>> start Supplied material
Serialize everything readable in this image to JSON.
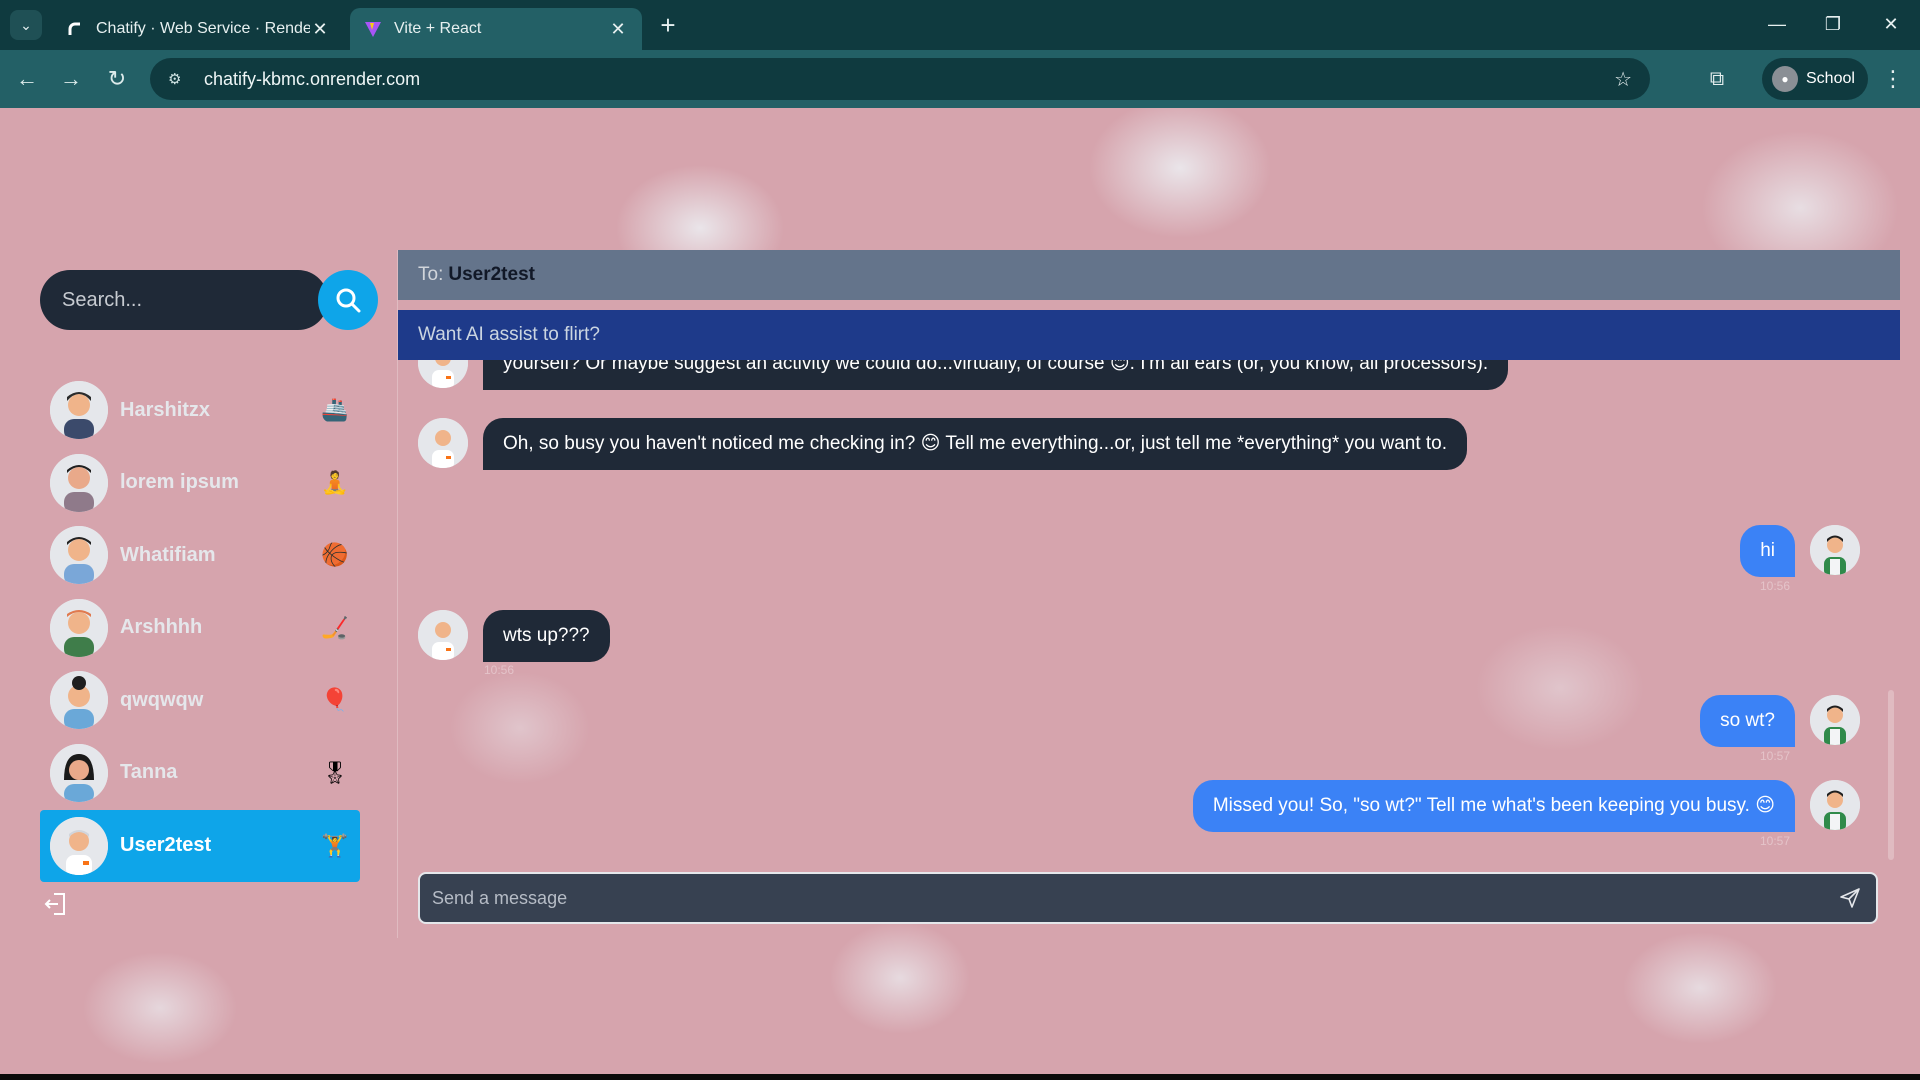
{
  "browser": {
    "tabs": [
      {
        "title": "Chatify · Web Service · Render",
        "active": false
      },
      {
        "title": "Vite + React",
        "active": true
      }
    ],
    "url": "chatify-kbmc.onrender.com",
    "profile_label": "School"
  },
  "sidebar": {
    "search_placeholder": "Search...",
    "contacts": [
      {
        "name": "Harshitzx",
        "emoji": "🚢"
      },
      {
        "name": "lorem ipsum",
        "emoji": "🧘"
      },
      {
        "name": "Whatifiam",
        "emoji": "🏀"
      },
      {
        "name": "Arshhhh",
        "emoji": "🏒"
      },
      {
        "name": "qwqwqw",
        "emoji": "🎈"
      },
      {
        "name": "Tanna",
        "emoji": "🎖"
      },
      {
        "name": "User2test",
        "emoji": "🏋",
        "selected": true
      }
    ]
  },
  "chat": {
    "to_label": "To:",
    "to_name": "User2test",
    "ai_prompt": "Want AI assist to flirt?",
    "messages": [
      {
        "side": "in",
        "text": "yourself? Or maybe suggest an activity we could do...virtually, of course 😊. I'm all ears (or, you know, all processors).",
        "time": ""
      },
      {
        "side": "in",
        "text": "Oh, so busy you haven't noticed me checking in? 😊 Tell me everything...or, just tell me *everything* you want to.",
        "time": ""
      },
      {
        "side": "out",
        "text": "hi",
        "time": "10:56"
      },
      {
        "side": "in",
        "text": "wts up???",
        "time": "10:56"
      },
      {
        "side": "out",
        "text": "so wt?",
        "time": "10:57"
      },
      {
        "side": "out",
        "text": "Missed you! So, \"so wt?\" Tell me what's been keeping you busy. 😊",
        "time": "10:57"
      }
    ],
    "composer_placeholder": "Send a message"
  },
  "colors": {
    "accent": "#0ea5e9",
    "outgoing_bubble": "#3b82f6",
    "incoming_bubble": "#1f2937",
    "ai_bar": "#1e3a8a",
    "header": "#64748b"
  }
}
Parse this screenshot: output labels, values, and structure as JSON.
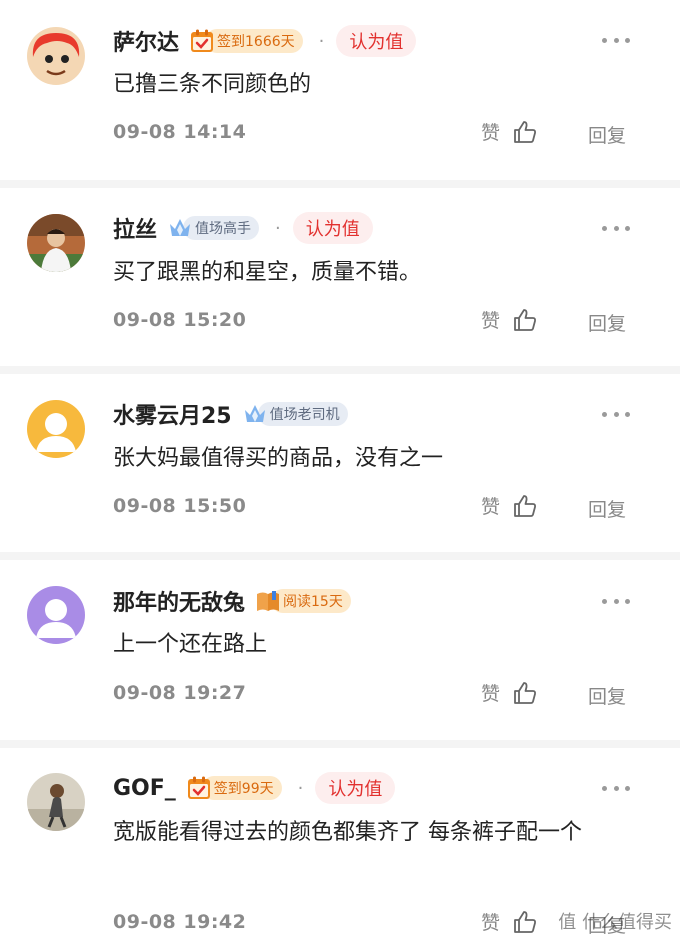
{
  "comments": [
    {
      "username": "萨尔达",
      "badge": {
        "label": "签到1666天",
        "style": "orange",
        "icon": "calendar-check-icon"
      },
      "tag": "认为值",
      "dot": "·",
      "content": "已撸三条不同颜色的",
      "time": "09-08 14:14",
      "like_label": "赞",
      "reply_label": "回复"
    },
    {
      "username": "拉丝",
      "badge": {
        "label": "值场高手",
        "style": "blue",
        "icon": "crown-icon"
      },
      "tag": "认为值",
      "dot": "·",
      "content": "买了跟黑的和星空，质量不错。",
      "time": "09-08 15:20",
      "like_label": "赞",
      "reply_label": "回复"
    },
    {
      "username": "水雾云月25",
      "badge": {
        "label": "值场老司机",
        "style": "blue",
        "icon": "crown-icon"
      },
      "tag": "",
      "dot": "",
      "content": "张大妈最值得买的商品，没有之一",
      "time": "09-08 15:50",
      "like_label": "赞",
      "reply_label": "回复"
    },
    {
      "username": "那年的无敌兔",
      "badge": {
        "label": "阅读15天",
        "style": "orange",
        "icon": "book-icon"
      },
      "tag": "",
      "dot": "",
      "content": "上一个还在路上",
      "time": "09-08 19:27",
      "like_label": "赞",
      "reply_label": "回复"
    },
    {
      "username": "GOF_",
      "badge": {
        "label": "签到99天",
        "style": "orange",
        "icon": "calendar-check-icon"
      },
      "tag": "认为值",
      "dot": "·",
      "content": "宽版能看得过去的颜色都集齐了  每条裤子配一个",
      "time": "09-08 19:42",
      "like_label": "赞",
      "reply_label": "回复"
    }
  ],
  "watermark": "值 什么值得买",
  "colors": {
    "accent_red": "#e2312f",
    "badge_orange": "#d96a10",
    "badge_blue": "#5f6b80"
  }
}
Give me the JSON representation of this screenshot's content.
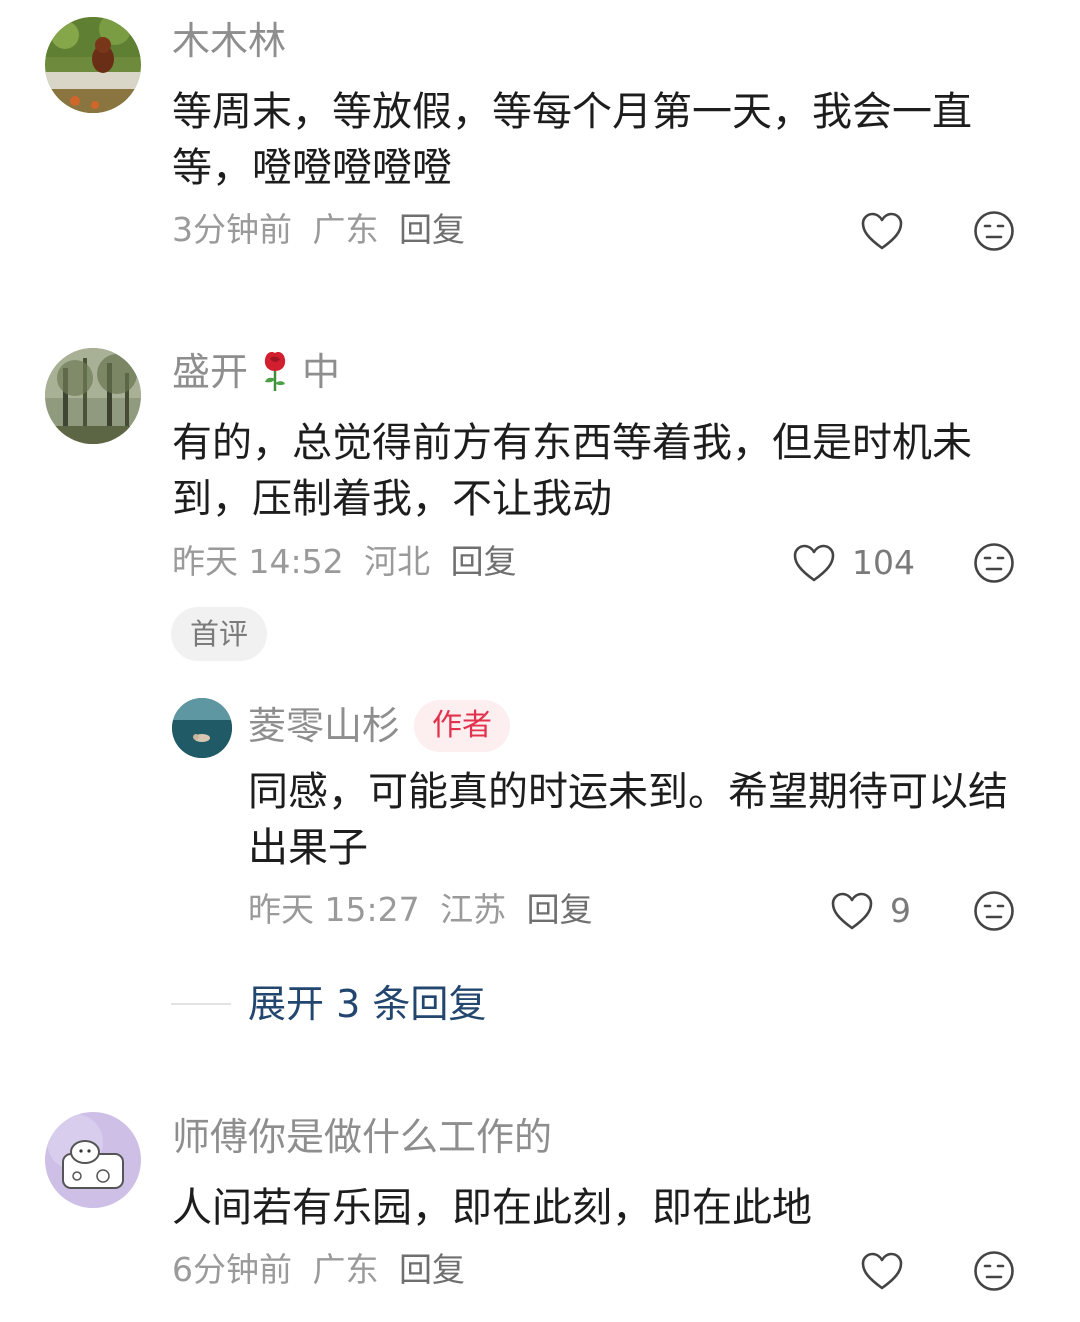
{
  "comments": [
    {
      "username": "木木林",
      "text": "等周末，等放假，等每个月第一天，我会一直等，噔噔噔噔噔",
      "time": "3分钟前",
      "location": "广东",
      "reply_label": "回复",
      "likes": ""
    },
    {
      "username": "盛开",
      "username_suffix": "中",
      "text": "有的，总觉得前方有东西等着我，但是时机未到，压制着我，不让我动",
      "time": "昨天 14:52",
      "location": "河北",
      "reply_label": "回复",
      "likes": "104",
      "tag": "首评",
      "replies": [
        {
          "username": "菱零山杉",
          "badge": "作者",
          "text": "同感，可能真的时运未到。希望期待可以结出果子",
          "time": "昨天 15:27",
          "location": "江苏",
          "reply_label": "回复",
          "likes": "9"
        }
      ],
      "expand_label": "展开 3 条回复"
    },
    {
      "username": "师傅你是做什么工作的",
      "text": "人间若有乐园，即在此刻，即在此地",
      "time": "6分钟前",
      "location": "广东",
      "reply_label": "回复",
      "likes": ""
    }
  ],
  "icons": {
    "like": "heart-outline-icon",
    "dislike": "neutral-face-icon",
    "rose": "rose-emoji"
  },
  "colors": {
    "username": "#8e8e8e",
    "link": "#23466f",
    "author_badge_text": "#e3324d",
    "author_badge_bg": "#fdeef0"
  }
}
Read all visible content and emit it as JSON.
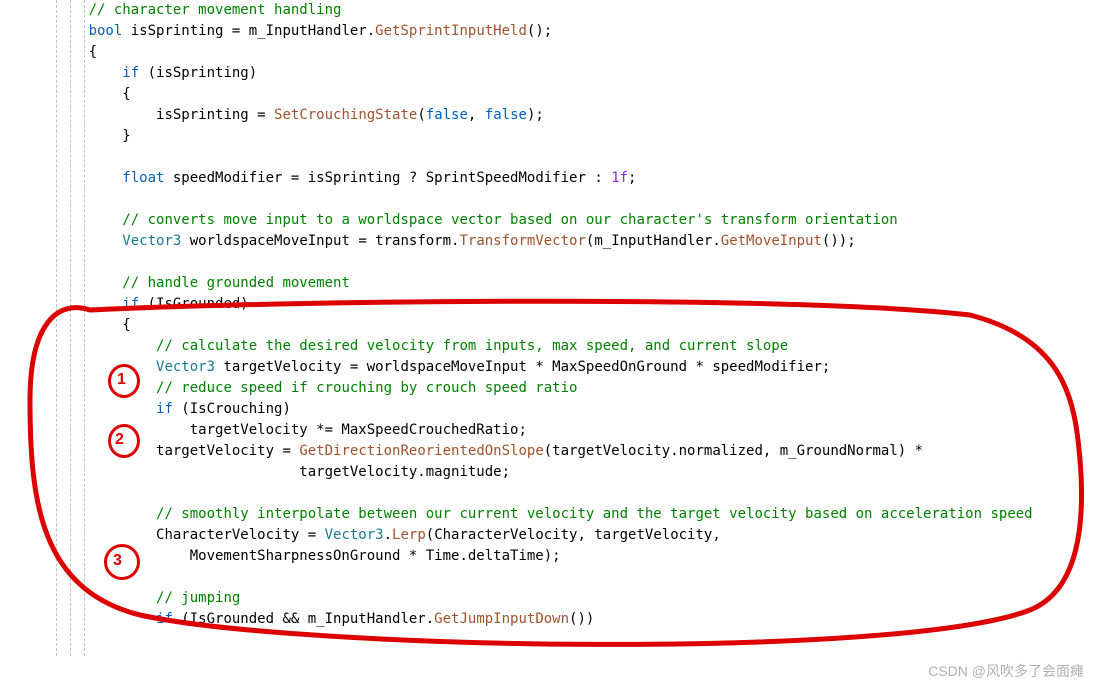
{
  "code": {
    "l01": "// character movement handling",
    "l02a": "bool",
    "l02b": " isSprinting = m_InputHandler.",
    "l02c": "GetSprintInputHeld",
    "l02d": "();",
    "l03": "{",
    "l04a": "if",
    "l04b": " (isSprinting)",
    "l05": "{",
    "l06a": "isSprinting = ",
    "l06b": "SetCrouchingState",
    "l06c": "(",
    "l06d": "false",
    "l06e": ", ",
    "l06f": "false",
    "l06g": ");",
    "l07": "}",
    "l09a": "float",
    "l09b": " speedModifier = isSprinting ? SprintSpeedModifier : ",
    "l09c": "1f",
    "l09d": ";",
    "l11": "// converts move input to a worldspace vector based on our character's transform orientation",
    "l12a": "Vector3",
    "l12b": " worldspaceMoveInput = transform.",
    "l12c": "TransformVector",
    "l12d": "(m_InputHandler.",
    "l12e": "GetMoveInput",
    "l12f": "());",
    "l14": "// handle grounded movement",
    "l15a": "if",
    "l15b": " (IsGrounded)",
    "l16": "{",
    "l18": "// calculate the desired velocity from inputs, max speed, and current slope",
    "l19a": "Vector3",
    "l19b": " targetVelocity = worldspaceMoveInput * MaxSpeedOnGround * speedModifier;",
    "l20": "// reduce speed if crouching by crouch speed ratio",
    "l21a": "if",
    "l21b": " (IsCrouching)",
    "l22": "targetVelocity *= MaxSpeedCrouchedRatio;",
    "l23a": "targetVelocity = ",
    "l23b": "GetDirectionReorientedOnSlope",
    "l23c": "(targetVelocity.normalized, m_GroundNormal) *",
    "l24": "targetVelocity.magnitude;",
    "l26": "// smoothly interpolate between our current velocity and the target velocity based on acceleration speed",
    "l27a": "CharacterVelocity = ",
    "l27b": "Vector3",
    "l27c": ".",
    "l27d": "Lerp",
    "l27e": "(CharacterVelocity, targetVelocity,",
    "l28": "MovementSharpnessOnGround * Time.deltaTime);",
    "l30": "// jumping",
    "l31a": "if",
    "l31b": " (IsGrounded && m_InputHandler.",
    "l31c": "GetJumpInputDown",
    "l31d": "())"
  },
  "annotations": {
    "n1": "1",
    "n2": "2",
    "n3": "3"
  },
  "watermark": "CSDN @风吹多了会面瘫"
}
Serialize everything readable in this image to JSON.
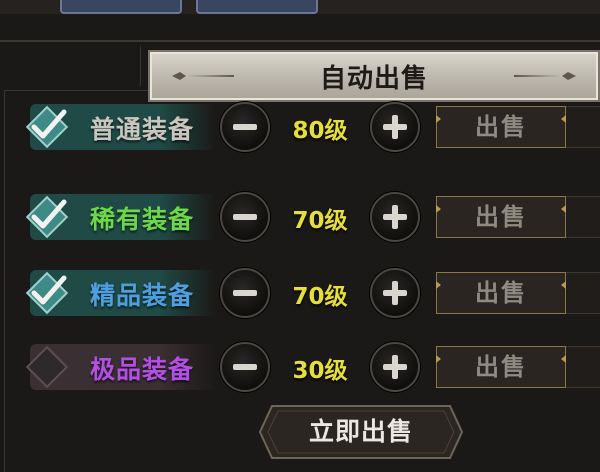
{
  "panel": {
    "title": "自动出售"
  },
  "rows": [
    {
      "label": "普通装备",
      "label_color": "#c9c6c0",
      "band_color": "#1f4a45",
      "checked": true,
      "level": "80级",
      "sell_label": "出售"
    },
    {
      "label": "稀有装备",
      "label_color": "#6ad84a",
      "band_color": "#1f4a45",
      "checked": true,
      "level": "70级",
      "sell_label": "出售"
    },
    {
      "label": "精品装备",
      "label_color": "#4f9fe0",
      "band_color": "#1f4a45",
      "checked": true,
      "level": "70级",
      "sell_label": "出售"
    },
    {
      "label": "极品装备",
      "label_color": "#b44ee6",
      "band_color": "#3a2f33",
      "checked": false,
      "level": "30级",
      "sell_label": "出售"
    }
  ],
  "icons": {
    "checkbox": "checkmark-icon",
    "decrease": "minus-icon",
    "increase": "plus-icon"
  },
  "footer": {
    "sell_now_label": "立即出售"
  }
}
>> end Supplied material
> [Given problem] Extract each line from the entries above that contains the string "IsGrounded".

> [Correct response]
    "l15b": " (IsGrounded)",
    "l31b": " (IsGrounded && m_InputHandler.",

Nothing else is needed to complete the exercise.